Available data |

** begin **

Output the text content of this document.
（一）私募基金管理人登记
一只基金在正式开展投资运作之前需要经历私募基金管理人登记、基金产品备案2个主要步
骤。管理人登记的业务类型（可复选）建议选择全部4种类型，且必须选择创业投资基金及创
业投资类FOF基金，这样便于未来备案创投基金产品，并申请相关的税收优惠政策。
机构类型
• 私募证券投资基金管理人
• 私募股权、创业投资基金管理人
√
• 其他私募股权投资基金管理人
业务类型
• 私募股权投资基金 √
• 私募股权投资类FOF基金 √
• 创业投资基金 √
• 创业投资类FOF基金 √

** end **

Prompt | Your task is to return the full listing exactly as it was given.

Solution to this task |
Output the text content of this document.
（一）私募基金管理人登记
一只基金在正式开展投资运作之前需要经历私募基金管理人登记、基金产品备案2个主要步
骤。管理人登记的业务类型（可复选）建议选择全部4种类型，且必须选择创业投资基金及创
业投资类FOF基金，这样便于未来备案创投基金产品，并申请相关的税收优惠政策。
机构类型
• 私募证券投资基金管理人
• 私募股权、创业投资基金管理人
√
• 其他私募股权投资基金管理人
业务类型
• 私募股权投资基金 √
• 私募股权投资类FOF基金 √
• 创业投资基金 √
• 创业投资类FOF基金 √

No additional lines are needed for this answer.